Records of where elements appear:
···

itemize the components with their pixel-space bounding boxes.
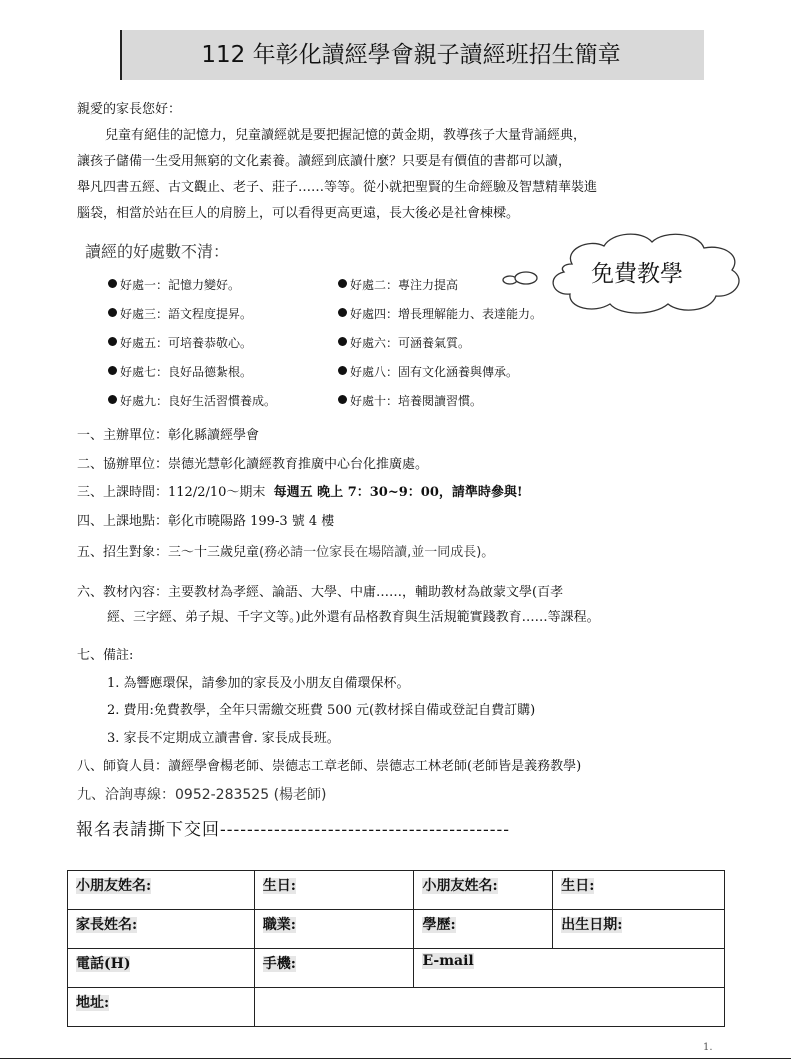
item-time: 三、上課時間：112/2/10～期末 每週五 晚上 7：30~9：00，請準時參與! xyxy=(77,485,523,500)
benefit-9: 好處九：良好生活習慣養成。 xyxy=(108,393,276,409)
registration-form xyxy=(67,870,725,1027)
note-2: 2. 費用:免費教學，全年只需繳交班費 500 元(教材採自備或登記自費訂購) xyxy=(107,703,536,718)
birthday-label: 生日: xyxy=(262,878,296,894)
intro-line-3: 舉凡四書五經、古文觀止、老子、莊子……等等。從小就把聖賢的生命經驗及智慧精華裝進 xyxy=(77,180,598,195)
free-teaching-callout: 免費教學 xyxy=(591,261,683,287)
bullet-icon xyxy=(338,337,347,346)
item-co-organizer: 二、協辦單位：崇德光慧彰化讀經教育推廣中心台化推廣處。 xyxy=(77,457,429,472)
bullet-icon xyxy=(338,366,347,375)
email-label: E-mail xyxy=(422,953,474,969)
address-label-cell xyxy=(68,988,255,1027)
intro-line-2: 讓孩子儲備一生受用無窮的文化素養。讀經到底讀什麼？只要是有價值的書都可以讀， xyxy=(77,154,572,169)
intro-line-4: 腦袋，相當於站在巨人的肩膀上，可以看得更高更遠，長大後必是社會棟樑。 xyxy=(77,206,520,221)
address-cell[interactable] xyxy=(254,988,724,1027)
benefit-2: 好處二：專注力提高 xyxy=(338,277,458,293)
item-target-note: (務必請一位家長在場陪讀,並一同成長)。 xyxy=(259,545,495,560)
item-place: 四、上課地點：彰化市曉陽路 199-3 號 4 樓 xyxy=(77,514,335,529)
item-organizer: 一、主辦單位：彰化縣讀經學會 xyxy=(77,428,260,443)
birth-date-cell[interactable] xyxy=(553,910,725,949)
birthday-2-label: 生日: xyxy=(561,878,595,894)
child-name-cell[interactable] xyxy=(68,871,255,910)
mobile-cell[interactable] xyxy=(254,949,414,988)
child-name-2-label: 小朋友姓名: xyxy=(422,878,498,894)
form-row xyxy=(68,871,725,910)
bullet-icon xyxy=(338,279,347,288)
birthday-2-cell[interactable] xyxy=(553,871,725,910)
form-row xyxy=(68,949,725,988)
greeting: 親愛的家長您好： xyxy=(77,102,182,117)
bullet-icon xyxy=(108,279,117,288)
note-3: 3. 家長不定期成立讀書會. 家長成長班。 xyxy=(107,731,340,746)
child-name-label: 小朋友姓名: xyxy=(76,878,152,894)
mobile-label: 手機: xyxy=(262,956,296,972)
address-label: 地址: xyxy=(76,995,110,1011)
benefit-6: 好處六：可涵養氣質。 xyxy=(338,335,470,351)
form-row xyxy=(68,910,725,949)
benefit-5: 好處五：可培養恭敬心。 xyxy=(108,335,252,351)
bullet-icon xyxy=(108,395,117,404)
item-time-bold: 每週五 晚上 7：30~9：00，請準時參與! xyxy=(273,485,523,500)
benefit-4: 好處四：增長理解能力、表達能力。 xyxy=(338,306,542,322)
page-number: 1. xyxy=(703,1042,713,1053)
note-1: 1. 為響應環保，請參加的家長及小朋友自備環保杯。 xyxy=(107,676,410,691)
occupation-label: 職業: xyxy=(262,917,296,933)
education-label: 學歷: xyxy=(422,917,456,933)
education-cell[interactable] xyxy=(414,910,553,949)
bullet-icon xyxy=(338,395,347,404)
benefit-8: 好處八：固有文化涵養與傳承。 xyxy=(338,364,518,380)
benefit-7: 好處七：良好品德紮根。 xyxy=(108,364,252,380)
benefit-10: 好處十：培養閱讀習慣。 xyxy=(338,393,482,409)
item-materials-2: 經、三字經、弟子規、千字文等。)此外還有品格教育與生活規範實踐教育……等課程。 xyxy=(107,610,600,625)
item-teachers: 八、師資人員：讀經學會楊老師、崇德志工章老師、崇德志工林老師(老師皆是義務教學) xyxy=(77,759,582,774)
bullet-icon xyxy=(108,308,117,317)
bullet-icon xyxy=(108,337,117,346)
footer-divider xyxy=(0,1058,791,1059)
item-notes-heading: 七、備註: xyxy=(77,648,134,663)
benefit-3: 好處三：語文程度提昇。 xyxy=(108,306,252,322)
birthday-cell[interactable] xyxy=(254,871,414,910)
bullet-icon xyxy=(338,308,347,317)
phone-label: 電話(H) xyxy=(76,956,131,972)
benefit-1: 好處一：記憶力變好。 xyxy=(108,277,240,293)
parent-name-cell[interactable] xyxy=(68,910,255,949)
child-name-2-cell[interactable] xyxy=(414,871,553,910)
intro-line-1: 兒童有絕佳的記憶力，兒童讀經就是要把握記憶的黃金期，教導孩子大量背誦經典， xyxy=(105,128,587,143)
birth-date-label: 出生日期: xyxy=(561,917,623,933)
page-title: 112 年彰化讀經學會親子讀經班招生簡章 xyxy=(201,42,621,68)
parent-name-label: 家長姓名: xyxy=(76,917,138,933)
item-target: 五、招生對象：三～十三歲兒童(務必請一位家長在場陪讀,並一同成長)。 xyxy=(77,545,495,560)
email-cell[interactable] xyxy=(414,949,725,988)
item-hotline: 九、洽詢專線：0952-283525 (楊老師) xyxy=(77,787,327,803)
item-materials-1: 六、教材內容：主要教材為孝經、論語、大學、中庸……，輔助教材為啟蒙文學(百孝 xyxy=(77,585,564,600)
phone-cell[interactable] xyxy=(68,949,255,988)
bullet-icon xyxy=(108,366,117,375)
form-row xyxy=(68,988,725,1027)
signup-tear-line: 報名表請撕下交回------------------------------------------- xyxy=(76,820,510,840)
benefits-heading: 讀經的好處數不清： xyxy=(85,242,230,261)
occupation-cell[interactable] xyxy=(254,910,414,949)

···

### [Your task]
Reproduce every line of the data above word for word, leaving out the pictures.

### [Finished exercise]
itemize the components with their pixel-space bounding boxes.
item-time: 三、上課時間：112/2/10～期末 每週五 晚上 7：30~9：00，請準時參與! xyxy=(77,485,523,500)
benefit-9: 好處九：良好生活習慣養成。 xyxy=(108,393,276,409)
registration-form xyxy=(67,870,725,1027)
note-2: 2. 費用:免費教學，全年只需繳交班費 500 元(教材採自備或登記自費訂購) xyxy=(107,703,536,718)
birthday-label: 生日: xyxy=(262,878,296,894)
intro-line-3: 舉凡四書五經、古文觀止、老子、莊子……等等。從小就把聖賢的生命經驗及智慧精華裝進 xyxy=(77,180,598,195)
free-teaching-callout: 免費教學 xyxy=(591,261,683,287)
bullet-icon xyxy=(338,337,347,346)
item-co-organizer: 二、協辦單位：崇德光慧彰化讀經教育推廣中心台化推廣處。 xyxy=(77,457,429,472)
bullet-icon xyxy=(338,366,347,375)
email-label: E-mail xyxy=(422,953,474,969)
address-label-cell xyxy=(68,988,255,1027)
intro-line-2: 讓孩子儲備一生受用無窮的文化素養。讀經到底讀什麼？只要是有價值的書都可以讀， xyxy=(77,154,572,169)
intro-line-4: 腦袋，相當於站在巨人的肩膀上，可以看得更高更遠，長大後必是社會棟樑。 xyxy=(77,206,520,221)
address-cell[interactable] xyxy=(254,988,724,1027)
benefit-2: 好處二：專注力提高 xyxy=(338,277,458,293)
item-target-note: (務必請一位家長在場陪讀,並一同成長)。 xyxy=(259,545,495,560)
item-place: 四、上課地點：彰化市曉陽路 199-3 號 4 樓 xyxy=(77,514,335,529)
item-organizer: 一、主辦單位：彰化縣讀經學會 xyxy=(77,428,260,443)
birth-date-cell[interactable] xyxy=(553,910,725,949)
birthday-2-label: 生日: xyxy=(561,878,595,894)
child-name-cell[interactable] xyxy=(68,871,255,910)
mobile-cell[interactable] xyxy=(254,949,414,988)
child-name-2-label: 小朋友姓名: xyxy=(422,878,498,894)
form-row xyxy=(68,871,725,910)
bullet-icon xyxy=(338,279,347,288)
birthday-2-cell[interactable] xyxy=(553,871,725,910)
form-row xyxy=(68,949,725,988)
greeting: 親愛的家長您好： xyxy=(77,102,182,117)
bullet-icon xyxy=(108,279,117,288)
note-3: 3. 家長不定期成立讀書會. 家長成長班。 xyxy=(107,731,340,746)
child-name-label: 小朋友姓名: xyxy=(76,878,152,894)
mobile-label: 手機: xyxy=(262,956,296,972)
address-label: 地址: xyxy=(76,995,110,1011)
benefit-6: 好處六：可涵養氣質。 xyxy=(338,335,470,351)
form-row xyxy=(68,910,725,949)
benefit-5: 好處五：可培養恭敬心。 xyxy=(108,335,252,351)
bullet-icon xyxy=(108,395,117,404)
item-time-bold: 每週五 晚上 7：30~9：00，請準時參與! xyxy=(273,485,523,500)
benefit-4: 好處四：增長理解能力、表達能力。 xyxy=(338,306,542,322)
page-number: 1. xyxy=(703,1042,713,1053)
note-1: 1. 為響應環保，請參加的家長及小朋友自備環保杯。 xyxy=(107,676,410,691)
occupation-label: 職業: xyxy=(262,917,296,933)
education-label: 學歷: xyxy=(422,917,456,933)
education-cell[interactable] xyxy=(414,910,553,949)
bullet-icon xyxy=(338,395,347,404)
benefit-8: 好處八：固有文化涵養與傳承。 xyxy=(338,364,518,380)
benefit-7: 好處七：良好品德紮根。 xyxy=(108,364,252,380)
benefit-10: 好處十：培養閱讀習慣。 xyxy=(338,393,482,409)
item-materials-2: 經、三字經、弟子規、千字文等。)此外還有品格教育與生活規範實踐教育……等課程。 xyxy=(107,610,600,625)
item-teachers: 八、師資人員：讀經學會楊老師、崇德志工章老師、崇德志工林老師(老師皆是義務教學) xyxy=(77,759,582,774)
bullet-icon xyxy=(108,308,117,317)
bullet-icon xyxy=(108,337,117,346)
footer-divider xyxy=(0,1058,791,1059)
item-notes-heading: 七、備註: xyxy=(77,648,134,663)
benefit-3: 好處三：語文程度提昇。 xyxy=(108,306,252,322)
birthday-cell[interactable] xyxy=(254,871,414,910)
bullet-icon xyxy=(338,308,347,317)
phone-label: 電話(H) xyxy=(76,956,131,972)
benefit-1: 好處一：記憶力變好。 xyxy=(108,277,240,293)
parent-name-cell[interactable] xyxy=(68,910,255,949)
child-name-2-cell[interactable] xyxy=(414,871,553,910)
intro-line-1: 兒童有絕佳的記憶力，兒童讀經就是要把握記憶的黃金期，教導孩子大量背誦經典， xyxy=(105,128,587,143)
birth-date-label: 出生日期: xyxy=(561,917,623,933)
page-title: 112 年彰化讀經學會親子讀經班招生簡章 xyxy=(201,42,621,68)
parent-name-label: 家長姓名: xyxy=(76,917,138,933)
item-target: 五、招生對象：三～十三歲兒童(務必請一位家長在場陪讀,並一同成長)。 xyxy=(77,545,495,560)
email-cell[interactable] xyxy=(414,949,725,988)
item-hotline: 九、洽詢專線：0952-283525 (楊老師) xyxy=(77,787,327,803)
item-materials-1: 六、教材內容：主要教材為孝經、論語、大學、中庸……，輔助教材為啟蒙文學(百孝 xyxy=(77,585,564,600)
phone-cell[interactable] xyxy=(68,949,255,988)
bullet-icon xyxy=(108,366,117,375)
form-row xyxy=(68,988,725,1027)
signup-tear-line: 報名表請撕下交回------------------------------------------- xyxy=(76,820,510,840)
benefits-heading: 讀經的好處數不清： xyxy=(85,242,230,261)
occupation-cell[interactable] xyxy=(254,910,414,949)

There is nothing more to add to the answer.